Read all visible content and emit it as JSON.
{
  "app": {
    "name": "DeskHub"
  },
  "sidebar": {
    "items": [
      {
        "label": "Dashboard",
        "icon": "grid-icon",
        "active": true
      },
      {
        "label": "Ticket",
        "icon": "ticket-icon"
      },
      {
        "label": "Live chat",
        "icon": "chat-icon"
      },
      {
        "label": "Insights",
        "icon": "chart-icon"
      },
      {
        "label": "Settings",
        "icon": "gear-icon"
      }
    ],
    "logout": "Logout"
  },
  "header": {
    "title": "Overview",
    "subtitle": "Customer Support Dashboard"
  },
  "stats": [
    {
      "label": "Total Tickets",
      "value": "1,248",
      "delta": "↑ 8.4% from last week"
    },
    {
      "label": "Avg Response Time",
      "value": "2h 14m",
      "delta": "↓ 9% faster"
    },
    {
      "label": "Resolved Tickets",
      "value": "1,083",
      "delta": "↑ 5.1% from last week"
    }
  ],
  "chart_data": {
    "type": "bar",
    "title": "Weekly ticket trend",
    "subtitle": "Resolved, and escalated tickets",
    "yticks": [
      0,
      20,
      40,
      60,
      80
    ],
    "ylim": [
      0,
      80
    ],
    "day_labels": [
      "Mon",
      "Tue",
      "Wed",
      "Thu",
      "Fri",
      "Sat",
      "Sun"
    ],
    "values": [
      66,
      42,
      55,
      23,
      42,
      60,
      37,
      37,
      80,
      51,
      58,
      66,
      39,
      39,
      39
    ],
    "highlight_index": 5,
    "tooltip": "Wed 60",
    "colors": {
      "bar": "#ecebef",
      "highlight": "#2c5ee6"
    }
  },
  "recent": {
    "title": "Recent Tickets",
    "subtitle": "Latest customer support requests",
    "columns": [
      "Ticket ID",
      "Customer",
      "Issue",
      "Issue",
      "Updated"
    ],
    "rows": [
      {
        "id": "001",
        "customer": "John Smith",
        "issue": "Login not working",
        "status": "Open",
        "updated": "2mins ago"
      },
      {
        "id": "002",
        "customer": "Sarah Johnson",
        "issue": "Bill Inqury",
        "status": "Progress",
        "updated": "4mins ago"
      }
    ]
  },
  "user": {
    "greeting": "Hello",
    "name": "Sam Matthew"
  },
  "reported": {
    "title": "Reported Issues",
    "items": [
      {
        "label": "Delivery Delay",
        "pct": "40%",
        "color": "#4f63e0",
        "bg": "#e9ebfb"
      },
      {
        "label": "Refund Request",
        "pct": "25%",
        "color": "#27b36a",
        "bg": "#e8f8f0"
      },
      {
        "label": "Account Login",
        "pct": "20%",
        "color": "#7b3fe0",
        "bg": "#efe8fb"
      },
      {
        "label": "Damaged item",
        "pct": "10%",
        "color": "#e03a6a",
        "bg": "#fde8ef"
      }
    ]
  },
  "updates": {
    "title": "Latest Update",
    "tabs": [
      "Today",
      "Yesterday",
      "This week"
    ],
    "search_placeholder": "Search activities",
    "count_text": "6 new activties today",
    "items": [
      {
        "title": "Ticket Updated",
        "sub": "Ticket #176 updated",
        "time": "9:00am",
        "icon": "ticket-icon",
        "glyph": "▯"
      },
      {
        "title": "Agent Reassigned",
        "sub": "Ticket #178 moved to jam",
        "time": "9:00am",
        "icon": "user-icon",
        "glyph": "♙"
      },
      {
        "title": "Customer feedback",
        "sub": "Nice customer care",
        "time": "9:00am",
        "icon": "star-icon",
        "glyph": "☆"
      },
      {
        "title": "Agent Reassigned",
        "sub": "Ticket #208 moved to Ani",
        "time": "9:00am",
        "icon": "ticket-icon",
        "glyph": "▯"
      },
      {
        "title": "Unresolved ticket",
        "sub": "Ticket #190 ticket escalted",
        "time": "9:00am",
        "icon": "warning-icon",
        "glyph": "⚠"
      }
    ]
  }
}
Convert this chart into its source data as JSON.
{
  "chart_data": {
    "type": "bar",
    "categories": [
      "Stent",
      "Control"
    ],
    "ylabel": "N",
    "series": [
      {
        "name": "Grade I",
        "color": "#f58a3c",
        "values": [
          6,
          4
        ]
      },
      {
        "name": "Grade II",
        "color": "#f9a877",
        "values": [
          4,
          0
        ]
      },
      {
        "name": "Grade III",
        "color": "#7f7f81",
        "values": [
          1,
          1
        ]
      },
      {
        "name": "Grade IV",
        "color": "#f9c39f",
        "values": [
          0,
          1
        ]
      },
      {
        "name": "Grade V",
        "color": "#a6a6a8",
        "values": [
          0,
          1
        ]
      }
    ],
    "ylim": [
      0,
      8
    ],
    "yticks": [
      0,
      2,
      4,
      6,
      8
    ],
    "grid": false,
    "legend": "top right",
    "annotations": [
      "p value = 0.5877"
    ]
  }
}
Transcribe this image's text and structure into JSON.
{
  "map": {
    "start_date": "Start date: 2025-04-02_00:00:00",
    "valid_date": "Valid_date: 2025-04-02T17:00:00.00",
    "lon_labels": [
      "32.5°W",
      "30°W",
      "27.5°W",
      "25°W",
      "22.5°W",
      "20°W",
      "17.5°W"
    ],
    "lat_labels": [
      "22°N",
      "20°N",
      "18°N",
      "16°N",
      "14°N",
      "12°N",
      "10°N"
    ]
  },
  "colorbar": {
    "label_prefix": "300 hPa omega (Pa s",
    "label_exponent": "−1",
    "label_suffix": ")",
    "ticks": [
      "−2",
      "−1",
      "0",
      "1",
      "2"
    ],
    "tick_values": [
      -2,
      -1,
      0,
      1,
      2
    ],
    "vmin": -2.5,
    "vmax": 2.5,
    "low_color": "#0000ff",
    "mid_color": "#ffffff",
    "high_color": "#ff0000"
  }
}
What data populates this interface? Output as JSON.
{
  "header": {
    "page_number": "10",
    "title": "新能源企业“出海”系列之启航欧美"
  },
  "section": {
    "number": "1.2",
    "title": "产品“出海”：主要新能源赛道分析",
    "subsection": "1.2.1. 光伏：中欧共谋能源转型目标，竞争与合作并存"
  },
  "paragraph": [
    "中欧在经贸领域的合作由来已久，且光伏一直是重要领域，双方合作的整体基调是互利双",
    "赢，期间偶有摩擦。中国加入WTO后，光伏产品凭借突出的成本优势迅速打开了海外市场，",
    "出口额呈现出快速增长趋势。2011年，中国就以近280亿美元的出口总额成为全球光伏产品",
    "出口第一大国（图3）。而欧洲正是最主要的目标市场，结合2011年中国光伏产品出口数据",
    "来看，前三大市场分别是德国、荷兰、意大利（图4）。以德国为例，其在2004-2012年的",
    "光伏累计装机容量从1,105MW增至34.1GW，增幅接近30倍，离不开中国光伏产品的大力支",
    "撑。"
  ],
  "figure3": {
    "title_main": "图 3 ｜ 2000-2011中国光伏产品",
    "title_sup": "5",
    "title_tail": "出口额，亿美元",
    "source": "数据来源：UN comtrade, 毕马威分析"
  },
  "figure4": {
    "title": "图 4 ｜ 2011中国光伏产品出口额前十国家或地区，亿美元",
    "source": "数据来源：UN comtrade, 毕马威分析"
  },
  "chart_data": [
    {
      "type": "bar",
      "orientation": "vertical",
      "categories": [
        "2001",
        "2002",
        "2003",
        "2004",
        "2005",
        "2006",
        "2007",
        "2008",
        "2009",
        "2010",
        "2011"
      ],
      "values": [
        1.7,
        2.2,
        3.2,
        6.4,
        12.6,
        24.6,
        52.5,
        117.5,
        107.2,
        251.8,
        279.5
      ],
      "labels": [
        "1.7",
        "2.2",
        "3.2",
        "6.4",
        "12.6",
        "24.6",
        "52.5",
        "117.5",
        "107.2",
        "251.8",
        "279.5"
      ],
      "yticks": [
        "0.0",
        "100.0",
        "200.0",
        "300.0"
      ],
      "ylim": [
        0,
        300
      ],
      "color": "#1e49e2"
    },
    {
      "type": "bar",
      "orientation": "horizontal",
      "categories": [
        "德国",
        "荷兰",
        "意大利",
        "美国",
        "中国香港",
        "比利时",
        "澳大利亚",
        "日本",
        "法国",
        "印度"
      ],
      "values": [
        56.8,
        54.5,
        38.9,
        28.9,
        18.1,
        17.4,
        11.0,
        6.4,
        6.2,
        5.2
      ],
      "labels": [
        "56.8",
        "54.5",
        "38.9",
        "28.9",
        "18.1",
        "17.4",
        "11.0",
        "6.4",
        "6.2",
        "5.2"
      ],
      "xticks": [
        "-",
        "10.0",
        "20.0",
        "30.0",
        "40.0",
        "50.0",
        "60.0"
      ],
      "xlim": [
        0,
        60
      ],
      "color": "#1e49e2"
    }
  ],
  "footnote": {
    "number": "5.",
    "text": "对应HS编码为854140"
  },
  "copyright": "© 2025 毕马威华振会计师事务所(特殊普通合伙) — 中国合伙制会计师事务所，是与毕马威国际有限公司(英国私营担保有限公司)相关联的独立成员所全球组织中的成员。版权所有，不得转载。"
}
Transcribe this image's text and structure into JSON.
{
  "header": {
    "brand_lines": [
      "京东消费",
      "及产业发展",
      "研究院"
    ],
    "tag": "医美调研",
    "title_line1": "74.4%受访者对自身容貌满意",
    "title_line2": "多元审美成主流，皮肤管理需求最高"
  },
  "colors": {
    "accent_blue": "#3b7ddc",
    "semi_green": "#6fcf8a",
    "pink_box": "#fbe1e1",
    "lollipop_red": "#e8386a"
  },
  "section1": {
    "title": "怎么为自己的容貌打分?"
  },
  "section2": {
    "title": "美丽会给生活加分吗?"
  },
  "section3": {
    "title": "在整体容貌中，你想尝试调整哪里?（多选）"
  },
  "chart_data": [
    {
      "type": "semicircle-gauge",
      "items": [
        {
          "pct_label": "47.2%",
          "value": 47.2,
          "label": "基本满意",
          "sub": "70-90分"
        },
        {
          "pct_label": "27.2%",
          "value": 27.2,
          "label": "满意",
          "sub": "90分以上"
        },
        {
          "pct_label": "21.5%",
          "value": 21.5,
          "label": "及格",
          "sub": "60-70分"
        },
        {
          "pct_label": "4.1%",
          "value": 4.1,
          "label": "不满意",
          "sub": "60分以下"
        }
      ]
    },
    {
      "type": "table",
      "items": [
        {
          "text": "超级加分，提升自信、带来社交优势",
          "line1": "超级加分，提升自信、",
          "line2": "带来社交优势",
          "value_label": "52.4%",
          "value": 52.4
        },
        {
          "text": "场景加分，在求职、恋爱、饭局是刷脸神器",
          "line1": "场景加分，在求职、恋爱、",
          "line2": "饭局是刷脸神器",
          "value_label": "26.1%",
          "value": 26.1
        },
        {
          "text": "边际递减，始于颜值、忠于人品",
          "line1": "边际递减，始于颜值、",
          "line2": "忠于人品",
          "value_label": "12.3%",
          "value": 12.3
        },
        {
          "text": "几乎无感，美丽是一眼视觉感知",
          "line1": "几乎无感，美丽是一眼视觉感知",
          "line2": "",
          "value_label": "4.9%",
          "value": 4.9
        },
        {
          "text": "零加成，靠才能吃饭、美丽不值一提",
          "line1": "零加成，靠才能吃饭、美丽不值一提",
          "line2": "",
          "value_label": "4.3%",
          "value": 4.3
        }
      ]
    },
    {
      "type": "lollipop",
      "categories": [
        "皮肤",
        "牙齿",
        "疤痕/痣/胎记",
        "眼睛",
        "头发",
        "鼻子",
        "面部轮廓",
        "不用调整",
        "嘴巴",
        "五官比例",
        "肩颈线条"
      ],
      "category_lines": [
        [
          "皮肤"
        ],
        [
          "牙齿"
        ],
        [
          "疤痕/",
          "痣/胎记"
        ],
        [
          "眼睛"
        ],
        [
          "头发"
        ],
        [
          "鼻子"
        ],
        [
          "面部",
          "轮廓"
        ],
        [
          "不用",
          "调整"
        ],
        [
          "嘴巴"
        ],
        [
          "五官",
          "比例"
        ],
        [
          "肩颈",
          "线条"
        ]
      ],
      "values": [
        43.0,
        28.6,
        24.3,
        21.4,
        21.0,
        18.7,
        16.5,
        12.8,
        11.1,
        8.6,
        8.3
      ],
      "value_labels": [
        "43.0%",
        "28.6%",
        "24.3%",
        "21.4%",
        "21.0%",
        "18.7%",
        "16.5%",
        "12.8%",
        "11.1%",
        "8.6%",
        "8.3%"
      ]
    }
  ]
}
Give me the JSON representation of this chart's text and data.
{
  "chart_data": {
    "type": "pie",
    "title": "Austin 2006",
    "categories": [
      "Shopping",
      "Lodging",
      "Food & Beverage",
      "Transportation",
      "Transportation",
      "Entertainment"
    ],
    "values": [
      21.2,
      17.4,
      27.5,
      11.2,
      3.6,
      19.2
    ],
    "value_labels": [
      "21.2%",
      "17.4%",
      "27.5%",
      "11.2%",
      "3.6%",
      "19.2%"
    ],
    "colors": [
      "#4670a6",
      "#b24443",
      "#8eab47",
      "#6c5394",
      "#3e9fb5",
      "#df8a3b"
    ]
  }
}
|---|
» Written task: Scan the material above for the string "超级加分" and report each line where you find it.

» Solution to this exercise:
          "text": "超级加分，提升自信、带来社交优势",
          "line1": "超级加分，提升自信、",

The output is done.